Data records
[Start]
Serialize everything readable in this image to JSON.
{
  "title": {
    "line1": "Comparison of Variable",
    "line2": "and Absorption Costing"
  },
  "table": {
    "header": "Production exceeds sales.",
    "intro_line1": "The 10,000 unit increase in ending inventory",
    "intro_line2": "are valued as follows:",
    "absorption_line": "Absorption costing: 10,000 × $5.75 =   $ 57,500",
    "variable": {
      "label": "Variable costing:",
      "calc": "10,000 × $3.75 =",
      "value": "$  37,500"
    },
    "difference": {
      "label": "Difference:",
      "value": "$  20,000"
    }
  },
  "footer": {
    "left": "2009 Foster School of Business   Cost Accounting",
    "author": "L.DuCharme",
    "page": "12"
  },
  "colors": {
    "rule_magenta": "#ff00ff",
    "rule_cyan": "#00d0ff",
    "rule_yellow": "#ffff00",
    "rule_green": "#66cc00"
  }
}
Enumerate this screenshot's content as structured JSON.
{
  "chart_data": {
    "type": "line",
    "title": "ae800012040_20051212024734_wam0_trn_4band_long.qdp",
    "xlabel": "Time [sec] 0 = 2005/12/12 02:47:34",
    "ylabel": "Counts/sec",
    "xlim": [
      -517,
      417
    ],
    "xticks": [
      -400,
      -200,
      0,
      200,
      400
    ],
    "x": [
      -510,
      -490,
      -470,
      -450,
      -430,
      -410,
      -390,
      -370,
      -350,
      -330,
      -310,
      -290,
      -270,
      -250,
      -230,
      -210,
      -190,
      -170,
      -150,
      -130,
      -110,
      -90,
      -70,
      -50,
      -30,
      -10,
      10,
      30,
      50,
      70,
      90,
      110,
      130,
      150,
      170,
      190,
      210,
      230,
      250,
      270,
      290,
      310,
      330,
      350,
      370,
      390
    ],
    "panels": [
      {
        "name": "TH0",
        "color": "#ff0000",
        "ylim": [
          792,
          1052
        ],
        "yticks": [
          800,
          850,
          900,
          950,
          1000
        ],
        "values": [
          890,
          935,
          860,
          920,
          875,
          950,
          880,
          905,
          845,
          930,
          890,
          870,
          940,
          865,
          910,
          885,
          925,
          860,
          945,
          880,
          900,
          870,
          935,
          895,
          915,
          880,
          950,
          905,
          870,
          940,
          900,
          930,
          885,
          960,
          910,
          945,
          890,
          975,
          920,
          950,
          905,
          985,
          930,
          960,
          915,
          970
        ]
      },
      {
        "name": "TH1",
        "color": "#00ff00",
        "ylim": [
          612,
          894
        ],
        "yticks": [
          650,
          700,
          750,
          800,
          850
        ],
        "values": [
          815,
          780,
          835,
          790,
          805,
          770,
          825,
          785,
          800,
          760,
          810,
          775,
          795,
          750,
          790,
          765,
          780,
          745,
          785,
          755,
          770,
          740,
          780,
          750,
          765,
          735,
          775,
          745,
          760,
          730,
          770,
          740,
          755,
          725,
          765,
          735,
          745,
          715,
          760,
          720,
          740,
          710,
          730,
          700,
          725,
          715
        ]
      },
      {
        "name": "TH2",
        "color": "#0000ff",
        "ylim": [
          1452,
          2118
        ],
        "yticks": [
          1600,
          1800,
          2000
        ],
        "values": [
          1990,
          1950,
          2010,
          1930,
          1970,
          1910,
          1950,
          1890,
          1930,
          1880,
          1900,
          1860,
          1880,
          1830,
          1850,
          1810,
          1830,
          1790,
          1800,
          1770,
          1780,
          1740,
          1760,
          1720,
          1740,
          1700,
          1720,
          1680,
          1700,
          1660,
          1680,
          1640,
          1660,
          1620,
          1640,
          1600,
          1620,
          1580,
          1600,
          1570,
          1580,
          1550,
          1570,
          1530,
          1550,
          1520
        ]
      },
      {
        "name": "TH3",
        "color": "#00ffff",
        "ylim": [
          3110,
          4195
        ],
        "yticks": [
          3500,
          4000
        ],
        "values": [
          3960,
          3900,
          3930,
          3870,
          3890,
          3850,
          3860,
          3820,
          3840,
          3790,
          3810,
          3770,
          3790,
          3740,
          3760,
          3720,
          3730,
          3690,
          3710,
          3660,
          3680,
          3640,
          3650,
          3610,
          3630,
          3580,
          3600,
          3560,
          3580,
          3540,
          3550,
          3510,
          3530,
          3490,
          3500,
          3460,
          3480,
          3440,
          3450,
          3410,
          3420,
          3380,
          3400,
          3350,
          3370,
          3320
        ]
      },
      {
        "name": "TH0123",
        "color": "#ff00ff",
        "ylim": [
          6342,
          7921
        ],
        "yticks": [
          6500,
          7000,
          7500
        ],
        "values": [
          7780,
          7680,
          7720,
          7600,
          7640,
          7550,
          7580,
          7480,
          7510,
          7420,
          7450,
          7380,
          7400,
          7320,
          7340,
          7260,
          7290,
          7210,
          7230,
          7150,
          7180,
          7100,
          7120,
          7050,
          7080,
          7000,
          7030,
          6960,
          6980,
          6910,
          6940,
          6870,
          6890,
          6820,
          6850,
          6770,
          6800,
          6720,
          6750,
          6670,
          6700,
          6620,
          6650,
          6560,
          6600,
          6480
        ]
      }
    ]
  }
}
[End]
[Start]
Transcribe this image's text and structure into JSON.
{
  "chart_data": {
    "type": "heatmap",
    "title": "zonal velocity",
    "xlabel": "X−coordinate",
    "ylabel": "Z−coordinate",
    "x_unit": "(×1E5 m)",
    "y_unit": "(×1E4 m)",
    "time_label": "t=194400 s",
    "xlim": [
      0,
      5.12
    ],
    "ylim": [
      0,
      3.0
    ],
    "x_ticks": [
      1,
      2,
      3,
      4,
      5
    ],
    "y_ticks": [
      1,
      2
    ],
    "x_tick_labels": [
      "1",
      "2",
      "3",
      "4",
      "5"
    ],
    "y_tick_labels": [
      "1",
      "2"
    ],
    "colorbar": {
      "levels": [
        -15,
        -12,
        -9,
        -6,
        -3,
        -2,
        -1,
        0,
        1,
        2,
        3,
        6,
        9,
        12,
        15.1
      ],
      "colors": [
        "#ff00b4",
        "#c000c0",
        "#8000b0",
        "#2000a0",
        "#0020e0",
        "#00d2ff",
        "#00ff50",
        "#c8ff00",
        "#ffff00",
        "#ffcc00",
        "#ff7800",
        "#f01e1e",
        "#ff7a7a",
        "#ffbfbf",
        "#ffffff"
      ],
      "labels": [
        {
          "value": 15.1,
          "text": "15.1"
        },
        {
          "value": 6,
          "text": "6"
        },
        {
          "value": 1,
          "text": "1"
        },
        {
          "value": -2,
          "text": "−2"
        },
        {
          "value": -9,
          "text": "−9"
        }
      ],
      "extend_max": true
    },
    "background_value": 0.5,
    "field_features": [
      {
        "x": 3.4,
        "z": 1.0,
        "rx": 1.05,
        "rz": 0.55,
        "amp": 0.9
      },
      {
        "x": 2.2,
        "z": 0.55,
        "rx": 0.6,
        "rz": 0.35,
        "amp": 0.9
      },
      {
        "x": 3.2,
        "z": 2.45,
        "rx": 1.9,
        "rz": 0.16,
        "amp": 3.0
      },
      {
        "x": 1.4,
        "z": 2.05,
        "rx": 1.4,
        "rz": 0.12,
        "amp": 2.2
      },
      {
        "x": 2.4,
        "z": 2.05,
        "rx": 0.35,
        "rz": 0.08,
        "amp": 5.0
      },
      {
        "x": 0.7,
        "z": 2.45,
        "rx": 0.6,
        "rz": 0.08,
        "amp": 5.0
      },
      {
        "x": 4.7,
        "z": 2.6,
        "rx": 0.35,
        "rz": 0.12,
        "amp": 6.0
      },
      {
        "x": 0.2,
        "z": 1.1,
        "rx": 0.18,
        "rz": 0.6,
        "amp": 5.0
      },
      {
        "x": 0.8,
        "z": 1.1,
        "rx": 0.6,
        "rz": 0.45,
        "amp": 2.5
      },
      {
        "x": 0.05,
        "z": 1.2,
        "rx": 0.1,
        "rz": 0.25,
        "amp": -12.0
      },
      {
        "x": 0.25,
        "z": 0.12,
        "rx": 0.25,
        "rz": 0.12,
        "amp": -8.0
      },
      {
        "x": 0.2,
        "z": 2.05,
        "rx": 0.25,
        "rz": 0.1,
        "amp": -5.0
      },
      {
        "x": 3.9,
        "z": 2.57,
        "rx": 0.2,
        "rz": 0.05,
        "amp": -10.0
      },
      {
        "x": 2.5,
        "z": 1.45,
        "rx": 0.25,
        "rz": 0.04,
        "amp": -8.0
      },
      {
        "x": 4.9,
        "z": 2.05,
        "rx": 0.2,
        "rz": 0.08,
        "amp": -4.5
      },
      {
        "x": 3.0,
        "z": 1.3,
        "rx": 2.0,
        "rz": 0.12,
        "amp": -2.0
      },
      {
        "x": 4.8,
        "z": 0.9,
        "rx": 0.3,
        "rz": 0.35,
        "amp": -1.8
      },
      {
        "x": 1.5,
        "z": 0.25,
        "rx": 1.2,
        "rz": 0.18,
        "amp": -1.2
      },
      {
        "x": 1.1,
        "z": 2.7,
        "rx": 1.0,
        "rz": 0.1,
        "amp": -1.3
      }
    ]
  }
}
[End]
### [Task directions]
Find and copy every line in the entries above where the string "title" occurs.

### [Reply to the task]
  "title": {
    "title": "ae800012040_20051212024734_wam0_trn_4band_long.qdp",
    "title": "zonal velocity",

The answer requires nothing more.